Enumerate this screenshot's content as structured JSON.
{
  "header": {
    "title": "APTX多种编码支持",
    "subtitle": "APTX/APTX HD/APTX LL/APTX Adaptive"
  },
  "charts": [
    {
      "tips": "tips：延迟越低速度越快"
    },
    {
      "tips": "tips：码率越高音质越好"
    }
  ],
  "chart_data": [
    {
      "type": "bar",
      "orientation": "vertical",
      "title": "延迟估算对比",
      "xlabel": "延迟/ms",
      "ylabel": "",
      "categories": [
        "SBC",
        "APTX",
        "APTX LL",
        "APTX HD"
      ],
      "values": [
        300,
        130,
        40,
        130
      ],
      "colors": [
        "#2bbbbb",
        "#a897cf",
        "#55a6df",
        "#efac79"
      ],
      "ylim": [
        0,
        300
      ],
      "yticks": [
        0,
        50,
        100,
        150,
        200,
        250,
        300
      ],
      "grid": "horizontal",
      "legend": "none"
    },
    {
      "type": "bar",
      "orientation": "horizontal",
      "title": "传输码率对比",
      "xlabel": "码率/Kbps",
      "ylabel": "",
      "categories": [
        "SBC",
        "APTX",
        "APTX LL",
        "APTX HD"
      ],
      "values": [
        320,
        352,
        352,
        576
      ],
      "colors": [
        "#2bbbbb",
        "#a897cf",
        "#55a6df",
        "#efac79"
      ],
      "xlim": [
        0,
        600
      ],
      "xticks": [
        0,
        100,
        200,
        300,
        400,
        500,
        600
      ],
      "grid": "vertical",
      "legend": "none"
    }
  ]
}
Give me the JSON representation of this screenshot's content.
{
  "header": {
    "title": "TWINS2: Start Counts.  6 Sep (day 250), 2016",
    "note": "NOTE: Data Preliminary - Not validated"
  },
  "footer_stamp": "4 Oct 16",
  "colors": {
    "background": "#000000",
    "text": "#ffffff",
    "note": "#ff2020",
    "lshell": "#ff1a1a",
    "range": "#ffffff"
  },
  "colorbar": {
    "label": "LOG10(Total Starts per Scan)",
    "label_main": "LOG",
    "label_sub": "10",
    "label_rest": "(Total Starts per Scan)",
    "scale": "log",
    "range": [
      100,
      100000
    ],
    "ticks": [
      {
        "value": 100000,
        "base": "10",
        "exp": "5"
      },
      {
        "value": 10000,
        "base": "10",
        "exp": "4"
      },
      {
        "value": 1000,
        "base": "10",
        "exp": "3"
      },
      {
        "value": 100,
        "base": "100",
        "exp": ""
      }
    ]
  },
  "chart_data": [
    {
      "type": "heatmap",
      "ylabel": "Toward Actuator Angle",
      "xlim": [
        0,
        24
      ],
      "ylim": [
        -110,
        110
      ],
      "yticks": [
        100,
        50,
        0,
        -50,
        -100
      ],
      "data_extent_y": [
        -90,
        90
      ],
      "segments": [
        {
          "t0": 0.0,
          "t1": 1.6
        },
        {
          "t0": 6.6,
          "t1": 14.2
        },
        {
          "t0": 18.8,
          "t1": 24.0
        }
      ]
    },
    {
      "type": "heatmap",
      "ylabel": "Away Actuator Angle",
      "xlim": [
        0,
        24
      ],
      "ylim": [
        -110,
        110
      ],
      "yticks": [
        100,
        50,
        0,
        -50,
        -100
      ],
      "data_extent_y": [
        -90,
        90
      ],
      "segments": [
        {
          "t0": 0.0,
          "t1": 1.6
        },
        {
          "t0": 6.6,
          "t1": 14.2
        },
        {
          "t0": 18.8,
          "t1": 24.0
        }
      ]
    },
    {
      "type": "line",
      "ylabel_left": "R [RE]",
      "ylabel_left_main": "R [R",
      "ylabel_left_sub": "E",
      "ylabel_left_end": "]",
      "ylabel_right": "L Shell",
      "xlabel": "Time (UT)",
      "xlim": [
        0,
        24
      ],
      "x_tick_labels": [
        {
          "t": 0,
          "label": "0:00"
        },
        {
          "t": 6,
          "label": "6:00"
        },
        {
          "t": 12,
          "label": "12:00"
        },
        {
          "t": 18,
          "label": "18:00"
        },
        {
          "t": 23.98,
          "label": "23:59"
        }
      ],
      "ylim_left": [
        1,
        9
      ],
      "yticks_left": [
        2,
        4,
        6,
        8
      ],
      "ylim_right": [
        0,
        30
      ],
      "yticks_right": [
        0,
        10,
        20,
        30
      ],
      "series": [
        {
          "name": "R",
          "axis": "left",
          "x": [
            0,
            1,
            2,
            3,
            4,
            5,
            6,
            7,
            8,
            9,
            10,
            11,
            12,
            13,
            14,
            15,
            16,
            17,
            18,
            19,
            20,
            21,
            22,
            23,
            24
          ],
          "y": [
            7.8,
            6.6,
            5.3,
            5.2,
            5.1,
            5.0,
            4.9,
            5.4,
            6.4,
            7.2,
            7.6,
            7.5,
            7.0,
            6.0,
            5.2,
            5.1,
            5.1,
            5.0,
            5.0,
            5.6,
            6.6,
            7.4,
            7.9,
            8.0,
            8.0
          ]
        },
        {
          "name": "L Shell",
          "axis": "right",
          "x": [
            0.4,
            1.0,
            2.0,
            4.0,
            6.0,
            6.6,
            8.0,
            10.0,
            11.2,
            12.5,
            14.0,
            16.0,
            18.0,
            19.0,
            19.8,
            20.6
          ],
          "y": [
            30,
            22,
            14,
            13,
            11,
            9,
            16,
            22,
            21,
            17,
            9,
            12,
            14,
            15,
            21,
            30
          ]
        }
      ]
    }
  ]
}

====================

Scan the lines for the string "this". Copy out each line that matches.

__Correct result__.
Enumerate this screenshot's content as structured JSON.
Give me the JSON representation of this screenshot's content.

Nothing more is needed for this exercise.